Description of the task:
Copy the data precisely, keeping every character.

(Source data)
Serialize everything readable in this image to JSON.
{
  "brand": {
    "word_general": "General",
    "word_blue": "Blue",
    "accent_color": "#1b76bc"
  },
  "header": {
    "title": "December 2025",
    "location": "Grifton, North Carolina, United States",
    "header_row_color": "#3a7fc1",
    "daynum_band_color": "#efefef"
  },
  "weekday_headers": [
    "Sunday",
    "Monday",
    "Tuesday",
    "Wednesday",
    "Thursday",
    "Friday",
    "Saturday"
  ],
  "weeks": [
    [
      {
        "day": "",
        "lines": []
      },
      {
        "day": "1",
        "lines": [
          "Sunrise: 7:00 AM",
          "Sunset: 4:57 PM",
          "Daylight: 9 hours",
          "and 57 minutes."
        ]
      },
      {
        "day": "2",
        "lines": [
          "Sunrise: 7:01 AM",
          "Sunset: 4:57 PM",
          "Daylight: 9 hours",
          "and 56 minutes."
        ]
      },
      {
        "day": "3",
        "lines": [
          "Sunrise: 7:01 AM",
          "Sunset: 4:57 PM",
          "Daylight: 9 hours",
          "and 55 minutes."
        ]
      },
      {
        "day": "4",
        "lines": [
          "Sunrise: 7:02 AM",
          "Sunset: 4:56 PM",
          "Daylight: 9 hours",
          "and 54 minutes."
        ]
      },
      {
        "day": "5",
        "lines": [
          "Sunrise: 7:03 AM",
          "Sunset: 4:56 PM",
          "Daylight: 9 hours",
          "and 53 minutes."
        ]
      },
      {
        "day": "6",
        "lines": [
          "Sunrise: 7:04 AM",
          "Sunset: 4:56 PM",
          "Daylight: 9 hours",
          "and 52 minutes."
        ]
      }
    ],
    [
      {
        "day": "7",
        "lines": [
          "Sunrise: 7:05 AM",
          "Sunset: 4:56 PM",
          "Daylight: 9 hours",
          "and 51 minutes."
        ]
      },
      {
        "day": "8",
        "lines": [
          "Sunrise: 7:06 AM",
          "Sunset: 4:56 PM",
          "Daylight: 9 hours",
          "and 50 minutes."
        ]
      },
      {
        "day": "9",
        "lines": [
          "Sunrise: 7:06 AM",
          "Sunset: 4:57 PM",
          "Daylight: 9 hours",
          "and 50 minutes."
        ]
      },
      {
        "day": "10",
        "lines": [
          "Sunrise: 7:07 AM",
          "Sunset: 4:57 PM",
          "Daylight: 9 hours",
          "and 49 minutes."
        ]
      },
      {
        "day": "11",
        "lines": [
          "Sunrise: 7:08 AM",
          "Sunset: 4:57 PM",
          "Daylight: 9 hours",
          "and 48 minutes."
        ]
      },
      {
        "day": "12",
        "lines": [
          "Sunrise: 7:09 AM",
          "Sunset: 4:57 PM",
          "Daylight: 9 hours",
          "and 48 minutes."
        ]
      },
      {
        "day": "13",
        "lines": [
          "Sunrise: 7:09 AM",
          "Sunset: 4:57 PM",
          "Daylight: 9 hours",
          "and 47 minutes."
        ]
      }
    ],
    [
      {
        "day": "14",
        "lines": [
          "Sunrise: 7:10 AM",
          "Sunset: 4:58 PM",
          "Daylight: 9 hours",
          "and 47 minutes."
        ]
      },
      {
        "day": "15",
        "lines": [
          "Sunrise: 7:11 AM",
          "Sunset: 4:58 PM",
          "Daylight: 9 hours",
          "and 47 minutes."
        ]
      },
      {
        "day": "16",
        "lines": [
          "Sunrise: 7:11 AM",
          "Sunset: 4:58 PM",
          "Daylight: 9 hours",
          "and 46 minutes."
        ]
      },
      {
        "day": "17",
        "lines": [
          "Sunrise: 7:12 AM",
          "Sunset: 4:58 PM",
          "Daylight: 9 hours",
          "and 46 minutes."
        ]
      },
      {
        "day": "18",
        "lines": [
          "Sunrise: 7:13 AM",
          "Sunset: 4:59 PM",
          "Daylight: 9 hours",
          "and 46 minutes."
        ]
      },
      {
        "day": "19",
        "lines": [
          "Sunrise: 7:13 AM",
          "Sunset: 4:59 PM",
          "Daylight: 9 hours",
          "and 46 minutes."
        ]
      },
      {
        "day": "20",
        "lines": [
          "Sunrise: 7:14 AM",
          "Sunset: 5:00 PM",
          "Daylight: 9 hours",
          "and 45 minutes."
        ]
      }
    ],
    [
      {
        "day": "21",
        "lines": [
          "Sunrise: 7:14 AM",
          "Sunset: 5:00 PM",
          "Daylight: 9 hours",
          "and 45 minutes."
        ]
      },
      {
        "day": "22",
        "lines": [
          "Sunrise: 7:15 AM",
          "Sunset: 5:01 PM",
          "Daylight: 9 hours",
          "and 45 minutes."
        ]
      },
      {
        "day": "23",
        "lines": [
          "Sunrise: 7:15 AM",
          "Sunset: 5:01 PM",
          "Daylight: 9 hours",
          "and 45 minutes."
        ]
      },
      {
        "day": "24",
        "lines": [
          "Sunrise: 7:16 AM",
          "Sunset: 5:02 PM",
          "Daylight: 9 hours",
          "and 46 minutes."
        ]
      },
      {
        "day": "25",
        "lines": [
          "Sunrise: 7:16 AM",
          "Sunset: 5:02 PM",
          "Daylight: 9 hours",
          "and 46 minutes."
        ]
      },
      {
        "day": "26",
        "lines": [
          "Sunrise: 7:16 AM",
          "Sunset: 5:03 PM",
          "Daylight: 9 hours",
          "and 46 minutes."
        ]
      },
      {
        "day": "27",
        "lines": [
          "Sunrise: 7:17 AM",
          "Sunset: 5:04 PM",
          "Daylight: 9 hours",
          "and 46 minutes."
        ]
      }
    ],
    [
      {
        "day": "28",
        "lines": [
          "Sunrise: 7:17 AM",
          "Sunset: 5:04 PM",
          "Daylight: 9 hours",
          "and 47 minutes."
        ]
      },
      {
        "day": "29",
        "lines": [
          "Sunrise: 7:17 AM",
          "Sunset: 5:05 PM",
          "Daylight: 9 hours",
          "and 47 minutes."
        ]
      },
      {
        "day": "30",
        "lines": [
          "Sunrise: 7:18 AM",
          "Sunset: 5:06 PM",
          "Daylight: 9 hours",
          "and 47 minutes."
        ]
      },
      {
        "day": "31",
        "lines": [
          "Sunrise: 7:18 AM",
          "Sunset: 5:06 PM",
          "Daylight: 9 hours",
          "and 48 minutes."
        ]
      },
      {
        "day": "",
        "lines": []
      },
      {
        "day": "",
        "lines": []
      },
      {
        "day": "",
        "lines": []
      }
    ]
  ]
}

Problem solution:
Serialize everything readable in this image to JSON.
{
  "brand": {
    "word_general": "General",
    "word_blue": "Blue",
    "accent_color": "#1b76bc"
  },
  "header": {
    "title": "December 2025",
    "location": "Grifton, North Carolina, United States",
    "header_row_color": "#3a7fc1",
    "daynum_band_color": "#efefef"
  },
  "weekday_headers": [
    "Sunday",
    "Monday",
    "Tuesday",
    "Wednesday",
    "Thursday",
    "Friday",
    "Saturday"
  ],
  "weeks": [
    [
      {
        "day": "",
        "lines": []
      },
      {
        "day": "1",
        "lines": [
          "Sunrise: 7:00 AM",
          "Sunset: 4:57 PM",
          "Daylight: 9 hours",
          "and 57 minutes."
        ]
      },
      {
        "day": "2",
        "lines": [
          "Sunrise: 7:01 AM",
          "Sunset: 4:57 PM",
          "Daylight: 9 hours",
          "and 56 minutes."
        ]
      },
      {
        "day": "3",
        "lines": [
          "Sunrise: 7:01 AM",
          "Sunset: 4:57 PM",
          "Daylight: 9 hours",
          "and 55 minutes."
        ]
      },
      {
        "day": "4",
        "lines": [
          "Sunrise: 7:02 AM",
          "Sunset: 4:56 PM",
          "Daylight: 9 hours",
          "and 54 minutes."
        ]
      },
      {
        "day": "5",
        "lines": [
          "Sunrise: 7:03 AM",
          "Sunset: 4:56 PM",
          "Daylight: 9 hours",
          "and 53 minutes."
        ]
      },
      {
        "day": "6",
        "lines": [
          "Sunrise: 7:04 AM",
          "Sunset: 4:56 PM",
          "Daylight: 9 hours",
          "and 52 minutes."
        ]
      }
    ],
    [
      {
        "day": "7",
        "lines": [
          "Sunrise: 7:05 AM",
          "Sunset: 4:56 PM",
          "Daylight: 9 hours",
          "and 51 minutes."
        ]
      },
      {
        "day": "8",
        "lines": [
          "Sunrise: 7:06 AM",
          "Sunset: 4:56 PM",
          "Daylight: 9 hours",
          "and 50 minutes."
        ]
      },
      {
        "day": "9",
        "lines": [
          "Sunrise: 7:06 AM",
          "Sunset: 4:57 PM",
          "Daylight: 9 hours",
          "and 50 minutes."
        ]
      },
      {
        "day": "10",
        "lines": [
          "Sunrise: 7:07 AM",
          "Sunset: 4:57 PM",
          "Daylight: 9 hours",
          "and 49 minutes."
        ]
      },
      {
        "day": "11",
        "lines": [
          "Sunrise: 7:08 AM",
          "Sunset: 4:57 PM",
          "Daylight: 9 hours",
          "and 48 minutes."
        ]
      },
      {
        "day": "12",
        "lines": [
          "Sunrise: 7:09 AM",
          "Sunset: 4:57 PM",
          "Daylight: 9 hours",
          "and 48 minutes."
        ]
      },
      {
        "day": "13",
        "lines": [
          "Sunrise: 7:09 AM",
          "Sunset: 4:57 PM",
          "Daylight: 9 hours",
          "and 47 minutes."
        ]
      }
    ],
    [
      {
        "day": "14",
        "lines": [
          "Sunrise: 7:10 AM",
          "Sunset: 4:58 PM",
          "Daylight: 9 hours",
          "and 47 minutes."
        ]
      },
      {
        "day": "15",
        "lines": [
          "Sunrise: 7:11 AM",
          "Sunset: 4:58 PM",
          "Daylight: 9 hours",
          "and 47 minutes."
        ]
      },
      {
        "day": "16",
        "lines": [
          "Sunrise: 7:11 AM",
          "Sunset: 4:58 PM",
          "Daylight: 9 hours",
          "and 46 minutes."
        ]
      },
      {
        "day": "17",
        "lines": [
          "Sunrise: 7:12 AM",
          "Sunset: 4:58 PM",
          "Daylight: 9 hours",
          "and 46 minutes."
        ]
      },
      {
        "day": "18",
        "lines": [
          "Sunrise: 7:13 AM",
          "Sunset: 4:59 PM",
          "Daylight: 9 hours",
          "and 46 minutes."
        ]
      },
      {
        "day": "19",
        "lines": [
          "Sunrise: 7:13 AM",
          "Sunset: 4:59 PM",
          "Daylight: 9 hours",
          "and 46 minutes."
        ]
      },
      {
        "day": "20",
        "lines": [
          "Sunrise: 7:14 AM",
          "Sunset: 5:00 PM",
          "Daylight: 9 hours",
          "and 45 minutes."
        ]
      }
    ],
    [
      {
        "day": "21",
        "lines": [
          "Sunrise: 7:14 AM",
          "Sunset: 5:00 PM",
          "Daylight: 9 hours",
          "and 45 minutes."
        ]
      },
      {
        "day": "22",
        "lines": [
          "Sunrise: 7:15 AM",
          "Sunset: 5:01 PM",
          "Daylight: 9 hours",
          "and 45 minutes."
        ]
      },
      {
        "day": "23",
        "lines": [
          "Sunrise: 7:15 AM",
          "Sunset: 5:01 PM",
          "Daylight: 9 hours",
          "and 45 minutes."
        ]
      },
      {
        "day": "24",
        "lines": [
          "Sunrise: 7:16 AM",
          "Sunset: 5:02 PM",
          "Daylight: 9 hours",
          "and 46 minutes."
        ]
      },
      {
        "day": "25",
        "lines": [
          "Sunrise: 7:16 AM",
          "Sunset: 5:02 PM",
          "Daylight: 9 hours",
          "and 46 minutes."
        ]
      },
      {
        "day": "26",
        "lines": [
          "Sunrise: 7:16 AM",
          "Sunset: 5:03 PM",
          "Daylight: 9 hours",
          "and 46 minutes."
        ]
      },
      {
        "day": "27",
        "lines": [
          "Sunrise: 7:17 AM",
          "Sunset: 5:04 PM",
          "Daylight: 9 hours",
          "and 46 minutes."
        ]
      }
    ],
    [
      {
        "day": "28",
        "lines": [
          "Sunrise: 7:17 AM",
          "Sunset: 5:04 PM",
          "Daylight: 9 hours",
          "and 47 minutes."
        ]
      },
      {
        "day": "29",
        "lines": [
          "Sunrise: 7:17 AM",
          "Sunset: 5:05 PM",
          "Daylight: 9 hours",
          "and 47 minutes."
        ]
      },
      {
        "day": "30",
        "lines": [
          "Sunrise: 7:18 AM",
          "Sunset: 5:06 PM",
          "Daylight: 9 hours",
          "and 47 minutes."
        ]
      },
      {
        "day": "31",
        "lines": [
          "Sunrise: 7:18 AM",
          "Sunset: 5:06 PM",
          "Daylight: 9 hours",
          "and 48 minutes."
        ]
      },
      {
        "day": "",
        "lines": []
      },
      {
        "day": "",
        "lines": []
      },
      {
        "day": "",
        "lines": []
      }
    ]
  ]
}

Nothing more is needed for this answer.